[EXERCISE PROMPT]: Copy each line below that includes "stillare".

[ENTRIES PROVIDED]:
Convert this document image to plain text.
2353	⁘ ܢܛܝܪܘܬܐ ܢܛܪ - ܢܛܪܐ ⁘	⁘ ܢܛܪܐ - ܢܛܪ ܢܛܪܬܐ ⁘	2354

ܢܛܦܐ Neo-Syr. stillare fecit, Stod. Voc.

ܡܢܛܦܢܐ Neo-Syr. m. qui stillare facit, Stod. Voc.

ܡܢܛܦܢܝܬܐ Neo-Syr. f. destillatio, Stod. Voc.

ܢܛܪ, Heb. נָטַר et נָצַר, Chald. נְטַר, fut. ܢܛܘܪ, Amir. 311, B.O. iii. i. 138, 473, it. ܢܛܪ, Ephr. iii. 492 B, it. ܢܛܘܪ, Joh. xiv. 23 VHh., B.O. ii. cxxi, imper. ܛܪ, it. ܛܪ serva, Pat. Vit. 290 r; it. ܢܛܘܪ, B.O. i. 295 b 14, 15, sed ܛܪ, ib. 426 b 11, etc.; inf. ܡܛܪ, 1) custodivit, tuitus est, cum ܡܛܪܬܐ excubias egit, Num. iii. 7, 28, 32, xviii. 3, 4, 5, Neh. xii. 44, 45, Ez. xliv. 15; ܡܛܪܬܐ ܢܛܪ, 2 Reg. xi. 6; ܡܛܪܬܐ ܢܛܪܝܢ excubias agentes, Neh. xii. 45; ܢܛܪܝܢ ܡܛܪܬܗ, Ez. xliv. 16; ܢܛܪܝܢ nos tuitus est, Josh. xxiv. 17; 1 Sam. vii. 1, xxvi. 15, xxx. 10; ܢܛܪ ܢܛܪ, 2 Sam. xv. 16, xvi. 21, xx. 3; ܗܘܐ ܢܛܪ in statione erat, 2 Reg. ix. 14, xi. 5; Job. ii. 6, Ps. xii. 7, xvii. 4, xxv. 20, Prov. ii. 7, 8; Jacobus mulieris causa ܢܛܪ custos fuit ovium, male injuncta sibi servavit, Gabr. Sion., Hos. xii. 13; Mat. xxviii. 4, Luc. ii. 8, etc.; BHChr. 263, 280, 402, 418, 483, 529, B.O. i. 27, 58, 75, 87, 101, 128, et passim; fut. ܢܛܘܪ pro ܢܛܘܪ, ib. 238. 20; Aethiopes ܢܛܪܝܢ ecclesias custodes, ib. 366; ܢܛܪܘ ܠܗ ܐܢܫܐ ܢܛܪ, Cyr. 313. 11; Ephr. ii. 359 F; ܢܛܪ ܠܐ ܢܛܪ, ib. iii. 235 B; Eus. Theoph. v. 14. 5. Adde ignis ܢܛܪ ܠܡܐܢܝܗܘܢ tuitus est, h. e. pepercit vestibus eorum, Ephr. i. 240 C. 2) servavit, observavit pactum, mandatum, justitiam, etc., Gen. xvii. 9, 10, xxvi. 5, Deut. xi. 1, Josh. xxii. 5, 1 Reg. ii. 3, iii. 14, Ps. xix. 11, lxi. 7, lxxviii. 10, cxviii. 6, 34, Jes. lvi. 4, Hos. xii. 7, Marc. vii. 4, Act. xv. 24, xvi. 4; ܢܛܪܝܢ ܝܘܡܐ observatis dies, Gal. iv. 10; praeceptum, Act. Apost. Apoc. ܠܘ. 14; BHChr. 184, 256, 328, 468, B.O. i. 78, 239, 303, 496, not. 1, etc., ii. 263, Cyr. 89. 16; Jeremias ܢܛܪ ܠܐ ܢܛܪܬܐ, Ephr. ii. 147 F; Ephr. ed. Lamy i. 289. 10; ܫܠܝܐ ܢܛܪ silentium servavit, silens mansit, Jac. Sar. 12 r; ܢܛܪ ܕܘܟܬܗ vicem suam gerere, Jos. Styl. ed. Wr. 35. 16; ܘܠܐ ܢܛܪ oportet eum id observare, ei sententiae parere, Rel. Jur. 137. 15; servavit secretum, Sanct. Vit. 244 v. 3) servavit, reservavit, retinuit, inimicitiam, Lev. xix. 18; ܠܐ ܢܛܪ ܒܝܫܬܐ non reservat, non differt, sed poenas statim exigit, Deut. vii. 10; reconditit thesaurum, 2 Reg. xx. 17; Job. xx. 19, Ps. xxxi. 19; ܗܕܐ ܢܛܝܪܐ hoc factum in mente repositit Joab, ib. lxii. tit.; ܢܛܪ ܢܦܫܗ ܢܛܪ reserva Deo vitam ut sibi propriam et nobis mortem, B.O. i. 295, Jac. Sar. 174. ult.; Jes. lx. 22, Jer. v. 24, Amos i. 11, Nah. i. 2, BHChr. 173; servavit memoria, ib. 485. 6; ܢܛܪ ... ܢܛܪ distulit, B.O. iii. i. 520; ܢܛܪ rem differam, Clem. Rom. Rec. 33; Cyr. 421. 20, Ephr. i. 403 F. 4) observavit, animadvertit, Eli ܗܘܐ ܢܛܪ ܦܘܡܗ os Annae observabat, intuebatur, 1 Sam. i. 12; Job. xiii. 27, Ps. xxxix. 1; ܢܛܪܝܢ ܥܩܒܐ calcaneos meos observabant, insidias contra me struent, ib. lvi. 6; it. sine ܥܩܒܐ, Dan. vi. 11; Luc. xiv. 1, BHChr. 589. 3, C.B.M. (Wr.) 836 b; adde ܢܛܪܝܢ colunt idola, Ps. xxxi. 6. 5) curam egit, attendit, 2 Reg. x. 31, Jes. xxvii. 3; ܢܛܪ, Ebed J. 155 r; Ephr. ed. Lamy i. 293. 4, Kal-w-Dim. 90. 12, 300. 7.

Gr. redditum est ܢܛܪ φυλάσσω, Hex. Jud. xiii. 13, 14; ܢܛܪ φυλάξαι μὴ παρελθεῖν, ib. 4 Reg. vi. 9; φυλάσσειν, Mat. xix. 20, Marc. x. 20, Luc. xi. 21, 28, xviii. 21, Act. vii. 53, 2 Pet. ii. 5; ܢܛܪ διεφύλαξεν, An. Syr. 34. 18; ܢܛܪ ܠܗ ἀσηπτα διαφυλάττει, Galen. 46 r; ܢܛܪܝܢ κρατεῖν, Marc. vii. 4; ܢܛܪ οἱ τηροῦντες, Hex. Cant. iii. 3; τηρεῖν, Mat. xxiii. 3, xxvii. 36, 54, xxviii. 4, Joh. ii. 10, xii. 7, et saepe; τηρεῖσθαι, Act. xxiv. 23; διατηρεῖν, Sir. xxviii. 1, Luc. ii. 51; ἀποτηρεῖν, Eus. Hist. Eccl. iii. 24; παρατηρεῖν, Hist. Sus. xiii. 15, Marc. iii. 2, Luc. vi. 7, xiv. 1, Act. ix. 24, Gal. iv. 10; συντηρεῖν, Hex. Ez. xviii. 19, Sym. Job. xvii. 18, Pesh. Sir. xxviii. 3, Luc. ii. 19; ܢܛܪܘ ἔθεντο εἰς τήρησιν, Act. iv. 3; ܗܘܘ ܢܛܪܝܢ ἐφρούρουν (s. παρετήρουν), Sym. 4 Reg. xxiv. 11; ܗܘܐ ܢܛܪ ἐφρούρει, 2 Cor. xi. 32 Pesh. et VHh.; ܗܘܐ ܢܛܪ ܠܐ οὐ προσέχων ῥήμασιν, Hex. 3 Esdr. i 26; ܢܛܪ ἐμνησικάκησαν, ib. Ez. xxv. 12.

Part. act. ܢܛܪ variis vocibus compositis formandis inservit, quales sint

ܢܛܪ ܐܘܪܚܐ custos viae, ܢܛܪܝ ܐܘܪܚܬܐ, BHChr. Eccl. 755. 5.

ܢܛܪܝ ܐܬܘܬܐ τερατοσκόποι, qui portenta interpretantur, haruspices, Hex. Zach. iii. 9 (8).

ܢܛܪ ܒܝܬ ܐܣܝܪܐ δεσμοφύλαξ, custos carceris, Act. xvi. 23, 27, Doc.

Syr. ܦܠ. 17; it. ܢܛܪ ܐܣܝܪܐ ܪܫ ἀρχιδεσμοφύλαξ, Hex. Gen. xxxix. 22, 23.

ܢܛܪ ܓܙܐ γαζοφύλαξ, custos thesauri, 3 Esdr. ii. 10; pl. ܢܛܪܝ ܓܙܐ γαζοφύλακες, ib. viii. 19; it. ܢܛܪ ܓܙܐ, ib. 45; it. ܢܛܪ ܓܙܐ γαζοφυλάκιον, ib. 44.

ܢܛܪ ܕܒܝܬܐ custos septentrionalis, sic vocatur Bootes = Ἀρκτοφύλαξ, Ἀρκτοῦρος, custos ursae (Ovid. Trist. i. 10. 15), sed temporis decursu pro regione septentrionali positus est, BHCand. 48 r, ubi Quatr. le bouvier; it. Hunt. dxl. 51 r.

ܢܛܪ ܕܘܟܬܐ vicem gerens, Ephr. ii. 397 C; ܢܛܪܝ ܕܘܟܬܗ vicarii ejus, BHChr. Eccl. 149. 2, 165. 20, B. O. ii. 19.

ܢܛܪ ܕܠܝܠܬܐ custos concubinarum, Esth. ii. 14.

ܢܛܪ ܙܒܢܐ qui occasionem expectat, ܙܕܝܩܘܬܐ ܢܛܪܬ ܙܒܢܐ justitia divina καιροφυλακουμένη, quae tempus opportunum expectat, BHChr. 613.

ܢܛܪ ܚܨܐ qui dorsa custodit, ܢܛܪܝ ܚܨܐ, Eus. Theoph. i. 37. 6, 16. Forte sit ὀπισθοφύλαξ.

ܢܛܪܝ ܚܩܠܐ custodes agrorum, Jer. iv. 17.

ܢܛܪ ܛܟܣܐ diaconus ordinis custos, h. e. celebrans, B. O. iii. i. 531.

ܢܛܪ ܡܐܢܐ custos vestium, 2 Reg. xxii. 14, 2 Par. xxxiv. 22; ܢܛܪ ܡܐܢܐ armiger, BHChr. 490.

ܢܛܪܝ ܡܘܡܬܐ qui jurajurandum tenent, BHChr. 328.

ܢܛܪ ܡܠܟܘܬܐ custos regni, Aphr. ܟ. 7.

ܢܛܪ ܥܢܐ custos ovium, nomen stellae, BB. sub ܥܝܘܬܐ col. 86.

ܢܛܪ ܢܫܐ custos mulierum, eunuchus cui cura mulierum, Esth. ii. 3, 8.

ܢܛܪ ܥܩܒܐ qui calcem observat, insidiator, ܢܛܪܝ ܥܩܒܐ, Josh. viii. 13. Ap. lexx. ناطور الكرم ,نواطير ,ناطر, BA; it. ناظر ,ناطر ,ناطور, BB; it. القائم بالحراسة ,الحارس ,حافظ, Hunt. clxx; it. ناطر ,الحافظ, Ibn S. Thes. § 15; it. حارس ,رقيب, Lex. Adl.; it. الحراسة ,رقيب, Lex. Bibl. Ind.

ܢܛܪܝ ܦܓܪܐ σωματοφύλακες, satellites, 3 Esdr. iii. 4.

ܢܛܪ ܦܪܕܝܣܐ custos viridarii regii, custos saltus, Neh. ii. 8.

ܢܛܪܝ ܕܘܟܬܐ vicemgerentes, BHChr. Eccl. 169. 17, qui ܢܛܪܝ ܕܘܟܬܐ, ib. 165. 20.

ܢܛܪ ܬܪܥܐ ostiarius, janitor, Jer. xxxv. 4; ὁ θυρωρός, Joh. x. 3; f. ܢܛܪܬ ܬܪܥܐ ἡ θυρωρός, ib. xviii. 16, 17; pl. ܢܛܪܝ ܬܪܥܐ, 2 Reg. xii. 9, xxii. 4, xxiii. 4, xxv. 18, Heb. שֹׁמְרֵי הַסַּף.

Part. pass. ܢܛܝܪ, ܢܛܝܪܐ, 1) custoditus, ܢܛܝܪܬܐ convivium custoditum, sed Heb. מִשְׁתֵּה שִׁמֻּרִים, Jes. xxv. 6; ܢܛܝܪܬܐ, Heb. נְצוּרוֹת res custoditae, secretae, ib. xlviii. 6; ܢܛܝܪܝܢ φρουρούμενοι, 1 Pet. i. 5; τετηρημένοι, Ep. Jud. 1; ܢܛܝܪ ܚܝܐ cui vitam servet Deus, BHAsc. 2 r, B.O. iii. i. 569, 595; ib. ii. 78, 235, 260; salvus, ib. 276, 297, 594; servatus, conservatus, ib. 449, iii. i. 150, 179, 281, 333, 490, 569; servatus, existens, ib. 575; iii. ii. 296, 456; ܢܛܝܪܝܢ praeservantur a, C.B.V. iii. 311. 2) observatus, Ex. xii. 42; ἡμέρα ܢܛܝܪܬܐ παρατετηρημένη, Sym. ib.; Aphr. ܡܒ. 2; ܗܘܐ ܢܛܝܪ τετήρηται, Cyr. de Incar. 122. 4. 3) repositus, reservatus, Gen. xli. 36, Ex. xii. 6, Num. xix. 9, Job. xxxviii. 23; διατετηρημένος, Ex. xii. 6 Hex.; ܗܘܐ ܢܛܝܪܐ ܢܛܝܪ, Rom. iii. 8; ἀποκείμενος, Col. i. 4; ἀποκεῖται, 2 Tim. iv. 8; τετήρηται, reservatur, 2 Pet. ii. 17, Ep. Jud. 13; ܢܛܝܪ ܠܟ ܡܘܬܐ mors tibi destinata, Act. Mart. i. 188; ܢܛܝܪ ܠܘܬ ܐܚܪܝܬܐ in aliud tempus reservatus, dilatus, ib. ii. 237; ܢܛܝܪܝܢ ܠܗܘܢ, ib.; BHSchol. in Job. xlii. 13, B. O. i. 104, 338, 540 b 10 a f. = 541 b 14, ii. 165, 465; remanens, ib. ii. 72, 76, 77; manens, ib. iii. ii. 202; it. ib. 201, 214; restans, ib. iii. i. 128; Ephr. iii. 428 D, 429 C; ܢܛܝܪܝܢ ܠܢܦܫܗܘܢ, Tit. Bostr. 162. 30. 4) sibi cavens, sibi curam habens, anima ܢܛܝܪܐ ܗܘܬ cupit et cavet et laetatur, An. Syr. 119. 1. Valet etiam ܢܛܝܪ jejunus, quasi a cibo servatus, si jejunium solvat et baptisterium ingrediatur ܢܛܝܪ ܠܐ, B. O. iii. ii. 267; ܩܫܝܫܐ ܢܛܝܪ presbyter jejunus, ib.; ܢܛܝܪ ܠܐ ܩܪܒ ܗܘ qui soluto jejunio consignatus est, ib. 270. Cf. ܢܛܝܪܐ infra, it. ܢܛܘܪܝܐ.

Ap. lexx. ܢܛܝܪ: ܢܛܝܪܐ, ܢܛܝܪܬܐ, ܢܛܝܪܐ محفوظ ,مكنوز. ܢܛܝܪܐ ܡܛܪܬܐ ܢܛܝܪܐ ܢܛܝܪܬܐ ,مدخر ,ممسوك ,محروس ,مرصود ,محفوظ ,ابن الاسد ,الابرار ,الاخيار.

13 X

[RESPONSE TO THE EXERCISE]:
ܢܛܦܐ Neo-Syr. stillare fecit, Stod. Voc.
ܡܢܛܦܢܐ Neo-Syr. m. qui stillare facit, Stod. Voc.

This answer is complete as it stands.